The task » Copy out the rows below, swapping every "screenshot" for "image" and leaving everything else unchanged. Leave the pictures out of your answer.

Supplied records »

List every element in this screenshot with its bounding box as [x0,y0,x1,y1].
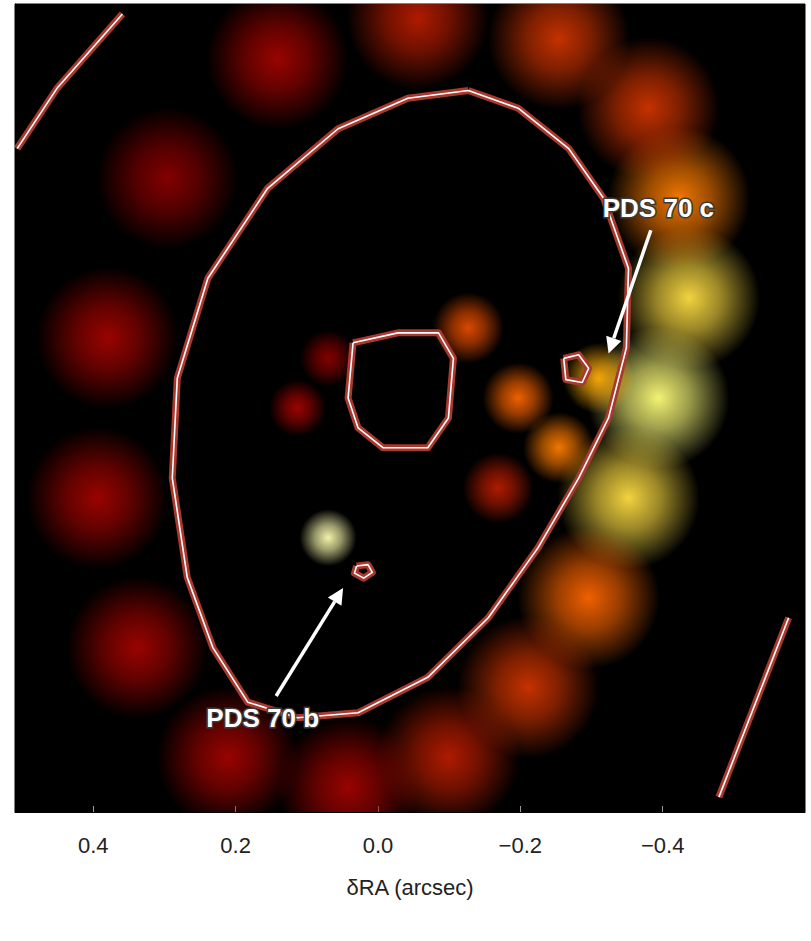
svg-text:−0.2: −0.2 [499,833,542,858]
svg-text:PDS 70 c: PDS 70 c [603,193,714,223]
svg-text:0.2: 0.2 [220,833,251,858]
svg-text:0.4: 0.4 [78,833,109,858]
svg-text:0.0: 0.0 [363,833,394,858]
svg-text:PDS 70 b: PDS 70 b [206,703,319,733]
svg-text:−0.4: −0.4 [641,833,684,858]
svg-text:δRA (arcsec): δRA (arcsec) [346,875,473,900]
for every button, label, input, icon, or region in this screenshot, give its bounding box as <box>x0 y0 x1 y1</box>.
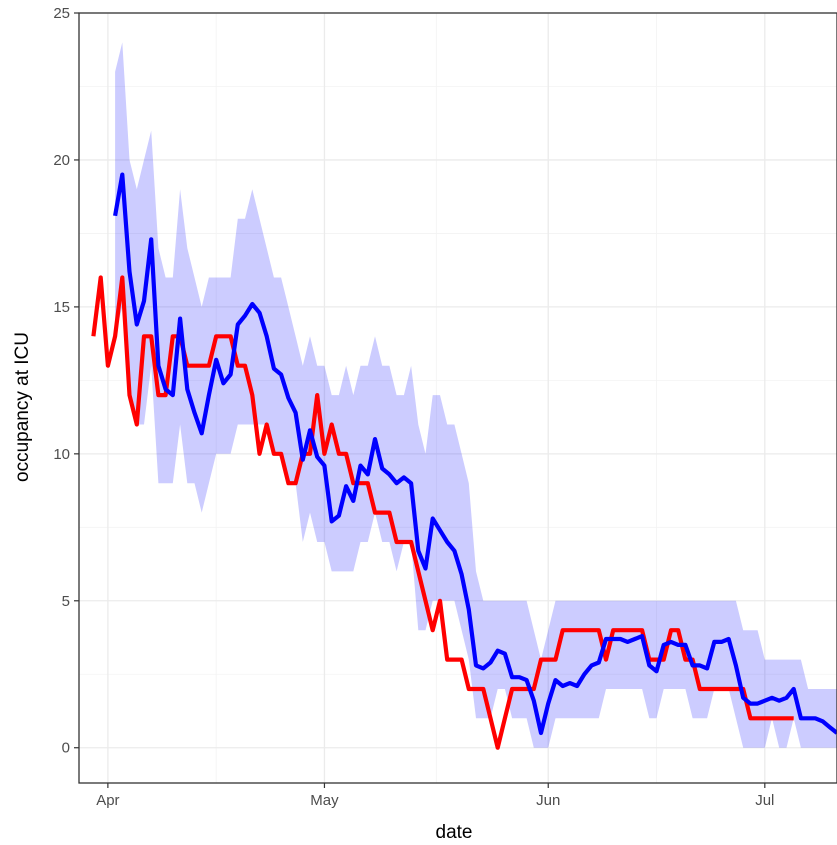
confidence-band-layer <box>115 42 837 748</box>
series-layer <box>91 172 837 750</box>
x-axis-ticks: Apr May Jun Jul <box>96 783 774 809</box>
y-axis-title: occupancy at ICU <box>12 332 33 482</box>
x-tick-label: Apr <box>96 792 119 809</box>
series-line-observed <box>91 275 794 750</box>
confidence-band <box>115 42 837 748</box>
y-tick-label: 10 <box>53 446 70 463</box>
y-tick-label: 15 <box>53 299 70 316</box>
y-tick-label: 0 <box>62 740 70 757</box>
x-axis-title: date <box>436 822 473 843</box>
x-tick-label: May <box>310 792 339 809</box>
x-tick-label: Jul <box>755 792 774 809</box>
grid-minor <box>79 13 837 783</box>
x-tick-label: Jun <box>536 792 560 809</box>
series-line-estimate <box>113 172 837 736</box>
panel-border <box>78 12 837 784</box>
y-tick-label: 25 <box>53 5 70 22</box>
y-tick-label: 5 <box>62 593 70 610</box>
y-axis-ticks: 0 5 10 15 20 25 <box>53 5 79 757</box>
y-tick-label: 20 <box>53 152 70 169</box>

Written response »
List every element in this image with its bounding box as [x0,y0,x1,y1].
svg-text:−0.2: −0.2 [499,833,542,858]
svg-text:PDS 70 c: PDS 70 c [603,193,714,223]
svg-text:0.2: 0.2 [220,833,251,858]
svg-text:0.4: 0.4 [78,833,109,858]
svg-text:0.0: 0.0 [363,833,394,858]
svg-text:PDS 70 b: PDS 70 b [206,703,319,733]
svg-text:−0.4: −0.4 [641,833,684,858]
svg-text:δRA (arcsec): δRA (arcsec) [346,875,473,900]
for every button, label, input, icon, or region in this image, give its bounding box as <box>x0 y0 x1 y1</box>.
confidence-band-layer <box>115 42 837 748</box>
series-layer <box>91 172 837 750</box>
x-axis-ticks: Apr May Jun Jul <box>96 783 774 809</box>
y-axis-title: occupancy at ICU <box>12 332 33 482</box>
x-tick-label: Apr <box>96 792 119 809</box>
series-line-observed <box>91 275 794 750</box>
confidence-band <box>115 42 837 748</box>
y-tick-label: 10 <box>53 446 70 463</box>
y-tick-label: 15 <box>53 299 70 316</box>
y-tick-label: 0 <box>62 740 70 757</box>
x-axis-title: date <box>436 822 473 843</box>
x-tick-label: May <box>310 792 339 809</box>
x-tick-label: Jul <box>755 792 774 809</box>
grid-minor <box>79 13 837 783</box>
x-tick-label: Jun <box>536 792 560 809</box>
series-line-estimate <box>113 172 837 736</box>
panel-border <box>78 12 837 784</box>
y-tick-label: 25 <box>53 5 70 22</box>
y-tick-label: 5 <box>62 593 70 610</box>
y-axis-ticks: 0 5 10 15 20 25 <box>53 5 79 757</box>
y-tick-label: 20 <box>53 152 70 169</box>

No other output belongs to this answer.